-- start Raw records --
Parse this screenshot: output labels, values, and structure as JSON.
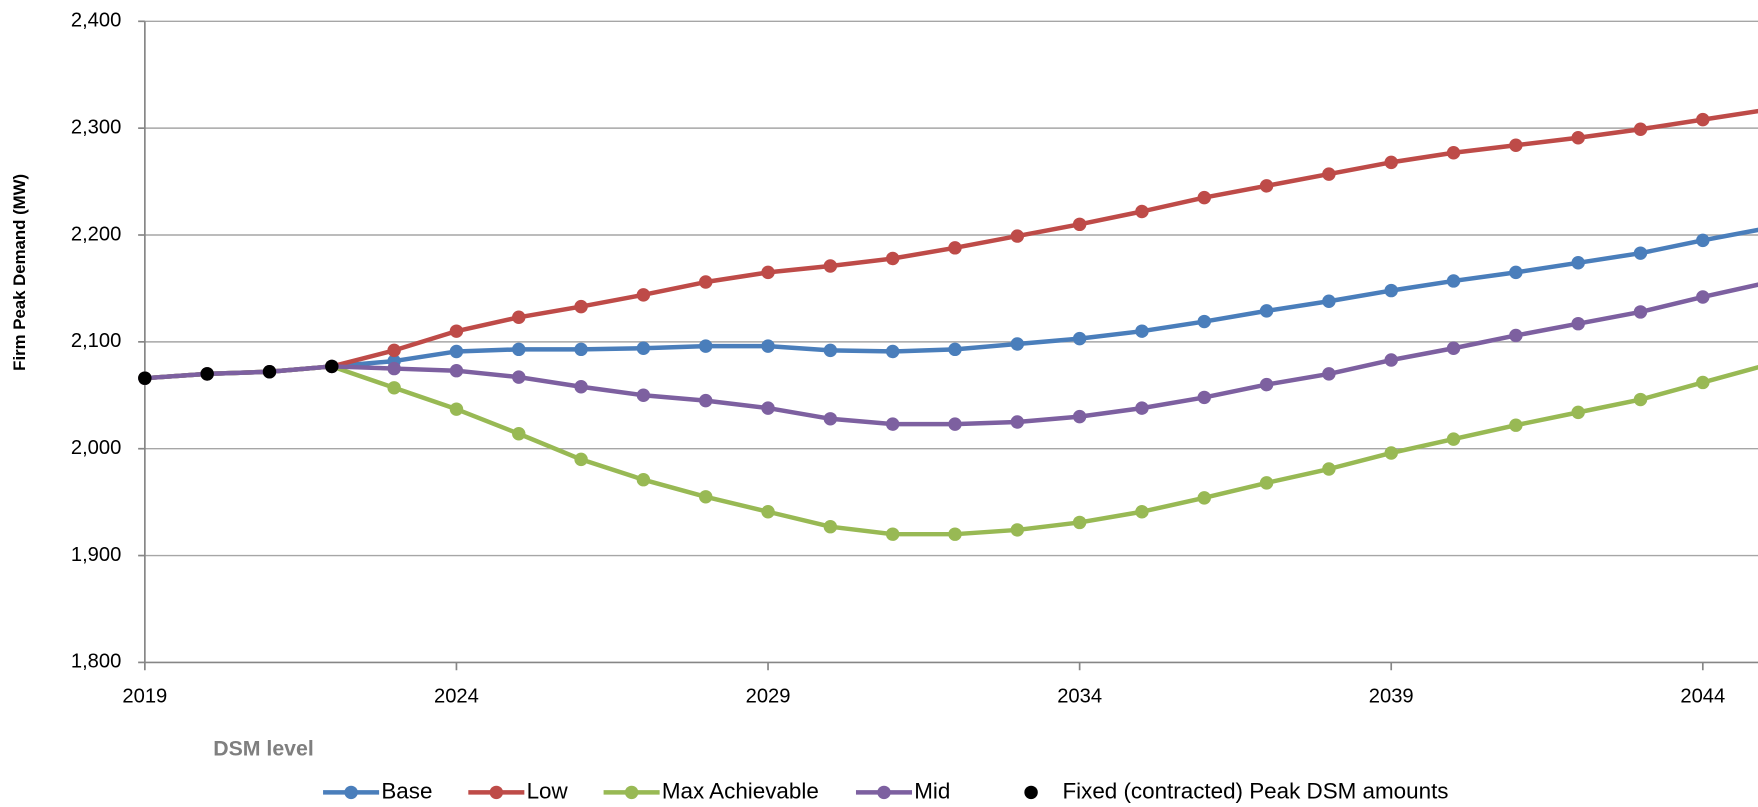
{
  "chart_data": {
    "type": "line",
    "y_label": "Firm Peak Demand (MW)",
    "legend_title": "DSM level",
    "legend": "bottom",
    "grid": true,
    "x": [
      2019,
      2020,
      2021,
      2022,
      2023,
      2024,
      2025,
      2026,
      2027,
      2028,
      2029,
      2030,
      2031,
      2032,
      2033,
      2034,
      2035,
      2036,
      2037,
      2038,
      2039,
      2040,
      2041,
      2042,
      2043,
      2044,
      2045
    ],
    "xlim": [
      2019,
      2045
    ],
    "xticks": [
      2019,
      2024,
      2029,
      2034,
      2039,
      2044
    ],
    "ylim": [
      1800,
      2400
    ],
    "yticks": [
      {
        "value": 1800,
        "label": "1,800"
      },
      {
        "value": 1900,
        "label": "1,900"
      },
      {
        "value": 2000,
        "label": "2,000"
      },
      {
        "value": 2100,
        "label": "2,100"
      },
      {
        "value": 2200,
        "label": "2,200"
      },
      {
        "value": 2300,
        "label": "2,300"
      },
      {
        "value": 2400,
        "label": "2,400"
      }
    ],
    "series": [
      {
        "name": "Base",
        "color": "#4a7ebb",
        "type": "line",
        "values": [
          2066,
          2070,
          2072,
          2077,
          2082,
          2091,
          2093,
          2093,
          2094,
          2096,
          2096,
          2092,
          2091,
          2093,
          2098,
          2103,
          2110,
          2119,
          2129,
          2138,
          2148,
          2157,
          2165,
          2174,
          2183,
          2195,
          2206
        ]
      },
      {
        "name": "Low",
        "color": "#be4b48",
        "type": "line",
        "values": [
          2066,
          2070,
          2072,
          2077,
          2092,
          2110,
          2123,
          2133,
          2144,
          2156,
          2165,
          2171,
          2178,
          2188,
          2199,
          2210,
          2222,
          2235,
          2246,
          2257,
          2268,
          2277,
          2284,
          2291,
          2299,
          2308,
          2317
        ]
      },
      {
        "name": "Max Achievable",
        "color": "#98b954",
        "type": "line",
        "values": [
          2066,
          2070,
          2072,
          2077,
          2057,
          2037,
          2014,
          1990,
          1971,
          1955,
          1941,
          1927,
          1920,
          1920,
          1924,
          1931,
          1941,
          1954,
          1968,
          1981,
          1996,
          2009,
          2022,
          2034,
          2046,
          2062,
          2078
        ]
      },
      {
        "name": "Mid",
        "color": "#7d60a0",
        "type": "line",
        "values": [
          2066,
          2070,
          2072,
          2077,
          2075,
          2073,
          2067,
          2058,
          2050,
          2045,
          2038,
          2028,
          2023,
          2023,
          2025,
          2030,
          2038,
          2048,
          2060,
          2070,
          2083,
          2094,
          2106,
          2117,
          2128,
          2142,
          2155
        ]
      },
      {
        "name": "Fixed (contracted) Peak DSM amounts",
        "color": "#000000",
        "type": "scatter",
        "values": [
          2066,
          2070,
          2072,
          2077,
          null,
          null,
          null,
          null,
          null,
          null,
          null,
          null,
          null,
          null,
          null,
          null,
          null,
          null,
          null,
          null,
          null,
          null,
          null,
          null,
          null,
          null,
          null
        ]
      }
    ]
  }
}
-- end Raw records --
**Stated problem**
Take each line containing the string "Peak" and copy it out.

**Solution to the exercise**
    "y_label": "Firm Peak Demand (MW)",
        "name": "Fixed (contracted) Peak DSM amounts",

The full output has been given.